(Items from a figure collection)
#####

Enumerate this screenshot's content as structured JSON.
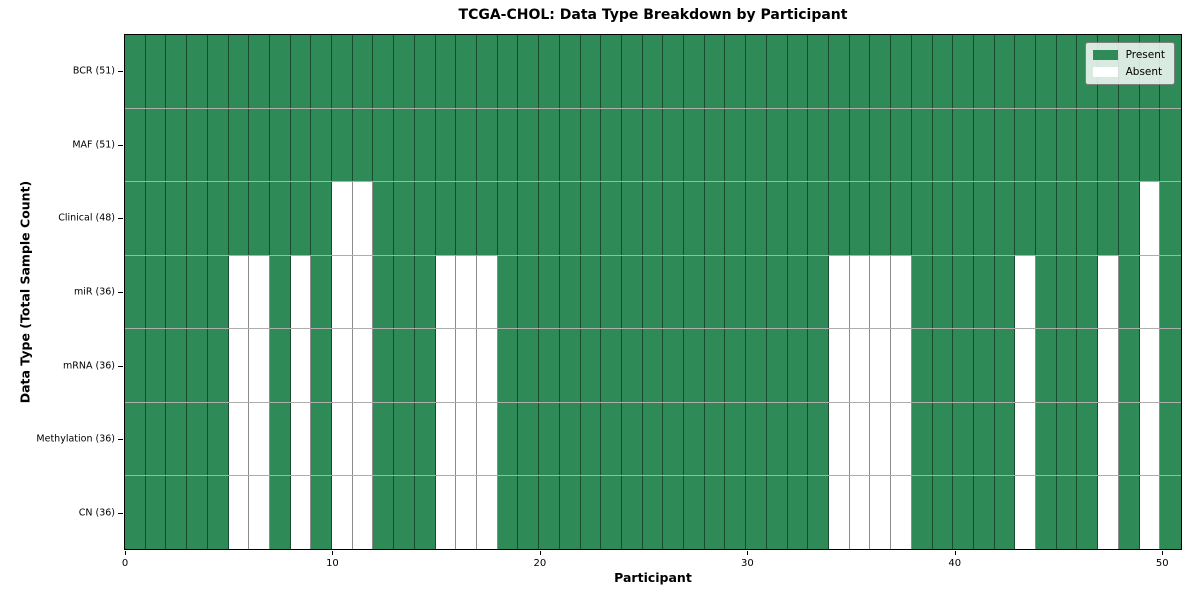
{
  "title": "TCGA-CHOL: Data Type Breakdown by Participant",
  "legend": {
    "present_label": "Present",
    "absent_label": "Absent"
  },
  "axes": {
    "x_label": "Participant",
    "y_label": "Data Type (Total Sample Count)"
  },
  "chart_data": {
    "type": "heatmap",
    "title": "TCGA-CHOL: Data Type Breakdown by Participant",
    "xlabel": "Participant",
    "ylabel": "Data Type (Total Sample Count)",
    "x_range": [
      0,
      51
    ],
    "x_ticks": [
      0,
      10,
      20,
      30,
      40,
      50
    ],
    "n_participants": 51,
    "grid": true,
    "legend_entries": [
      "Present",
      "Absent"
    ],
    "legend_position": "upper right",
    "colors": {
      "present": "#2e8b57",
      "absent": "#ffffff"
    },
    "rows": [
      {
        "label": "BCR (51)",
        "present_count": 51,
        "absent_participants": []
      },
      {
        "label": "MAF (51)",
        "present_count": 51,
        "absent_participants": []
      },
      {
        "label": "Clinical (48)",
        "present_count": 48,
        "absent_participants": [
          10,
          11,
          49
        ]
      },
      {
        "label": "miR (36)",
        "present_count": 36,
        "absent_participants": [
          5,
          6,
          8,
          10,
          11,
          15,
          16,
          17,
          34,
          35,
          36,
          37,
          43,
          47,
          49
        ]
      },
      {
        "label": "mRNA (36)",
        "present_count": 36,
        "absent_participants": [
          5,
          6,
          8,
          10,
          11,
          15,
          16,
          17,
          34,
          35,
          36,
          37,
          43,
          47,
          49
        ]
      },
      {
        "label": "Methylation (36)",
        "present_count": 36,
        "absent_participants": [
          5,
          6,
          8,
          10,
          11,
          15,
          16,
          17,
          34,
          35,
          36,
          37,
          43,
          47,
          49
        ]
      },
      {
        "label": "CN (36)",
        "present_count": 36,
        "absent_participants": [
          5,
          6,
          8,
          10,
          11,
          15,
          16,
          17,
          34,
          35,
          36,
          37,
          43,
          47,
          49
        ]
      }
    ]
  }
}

#####

Your goal —
Omitting all pictures, reproduce the records above in their entirety.

Output of the exercise —
Enumerate this screenshot's content as structured JSON.
{
  "title": "TCGA-CHOL: Data Type Breakdown by Participant",
  "legend": {
    "present_label": "Present",
    "absent_label": "Absent"
  },
  "axes": {
    "x_label": "Participant",
    "y_label": "Data Type (Total Sample Count)"
  },
  "chart_data": {
    "type": "heatmap",
    "title": "TCGA-CHOL: Data Type Breakdown by Participant",
    "xlabel": "Participant",
    "ylabel": "Data Type (Total Sample Count)",
    "x_range": [
      0,
      51
    ],
    "x_ticks": [
      0,
      10,
      20,
      30,
      40,
      50
    ],
    "n_participants": 51,
    "grid": true,
    "legend_entries": [
      "Present",
      "Absent"
    ],
    "legend_position": "upper right",
    "colors": {
      "present": "#2e8b57",
      "absent": "#ffffff"
    },
    "rows": [
      {
        "label": "BCR (51)",
        "present_count": 51,
        "absent_participants": []
      },
      {
        "label": "MAF (51)",
        "present_count": 51,
        "absent_participants": []
      },
      {
        "label": "Clinical (48)",
        "present_count": 48,
        "absent_participants": [
          10,
          11,
          49
        ]
      },
      {
        "label": "miR (36)",
        "present_count": 36,
        "absent_participants": [
          5,
          6,
          8,
          10,
          11,
          15,
          16,
          17,
          34,
          35,
          36,
          37,
          43,
          47,
          49
        ]
      },
      {
        "label": "mRNA (36)",
        "present_count": 36,
        "absent_participants": [
          5,
          6,
          8,
          10,
          11,
          15,
          16,
          17,
          34,
          35,
          36,
          37,
          43,
          47,
          49
        ]
      },
      {
        "label": "Methylation (36)",
        "present_count": 36,
        "absent_participants": [
          5,
          6,
          8,
          10,
          11,
          15,
          16,
          17,
          34,
          35,
          36,
          37,
          43,
          47,
          49
        ]
      },
      {
        "label": "CN (36)",
        "present_count": 36,
        "absent_participants": [
          5,
          6,
          8,
          10,
          11,
          15,
          16,
          17,
          34,
          35,
          36,
          37,
          43,
          47,
          49
        ]
      }
    ]
  }
}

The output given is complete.